Task to carry out:
Transcribe all of the records word for word, but omit the pictures.

Input for this task:
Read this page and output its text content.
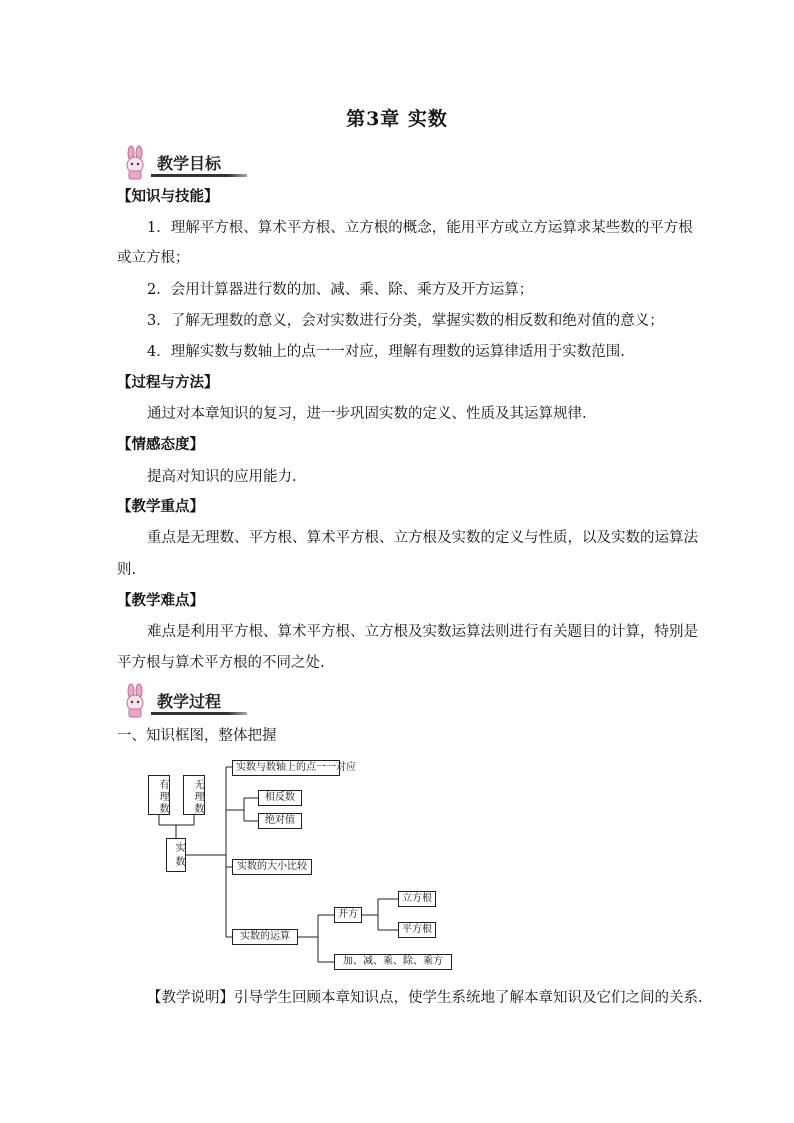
第3章 实数
教学目标
【知识与技能】
1．理解平方根、算术平方根、立方根的概念，能用平方或立方运算求某些数的平方根
或立方根；
2．会用计算器进行数的加、减、乘、除、乘方及开方运算；
3．了解无理数的意义，会对实数进行分类，掌握实数的相反数和绝对值的意义；
4．理解实数与数轴上的点一一对应，理解有理数的运算律适用于实数范围.
【过程与方法】
通过对本章知识的复习，进一步巩固实数的定义、性质及其运算规律.
【情感态度】
提高对知识的应用能力.
【教学重点】
重点是无理数、平方根、算术平方根、立方根及实数的定义与性质，以及实数的运算法
则.
【教学难点】
难点是利用平方根、算术平方根、立方根及实数运算法则进行有关题目的计算，特别是
平方根与算术平方根的不同之处.
教学过程
一、知识框图，整体把握
有理数	无理数
实数
实数与数轴上的点一一对应
相反数
绝对值
实数的大小比较
实数的运算
开方
立方根
平方根
加、减、乘、除、乘方
【教学说明】引导学生回顾本章知识点，使学生系统地了解本章知识及它们之间的关系.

Written response:
Read this page and output its text content.
第3章 实数
教学目标
【知识与技能】
1．理解平方根、算术平方根、立方根的概念，能用平方或立方运算求某些数的平方根
或立方根；
2．会用计算器进行数的加、减、乘、除、乘方及开方运算；
3．了解无理数的意义，会对实数进行分类，掌握实数的相反数和绝对值的意义；
4．理解实数与数轴上的点一一对应，理解有理数的运算律适用于实数范围.
【过程与方法】
通过对本章知识的复习，进一步巩固实数的定义、性质及其运算规律.
【情感态度】
提高对知识的应用能力.
【教学重点】
重点是无理数、平方根、算术平方根、立方根及实数的定义与性质，以及实数的运算法
则.
【教学难点】
难点是利用平方根、算术平方根、立方根及实数运算法则进行有关题目的计算，特别是
平方根与算术平方根的不同之处.
教学过程
一、知识框图，整体把握
有理数	无理数
实数
实数与数轴上的点一一对应
相反数
绝对值
实数的大小比较
实数的运算
开方
立方根
平方根
加、减、乘、除、乘方
【教学说明】引导学生回顾本章知识点，使学生系统地了解本章知识及它们之间的关系.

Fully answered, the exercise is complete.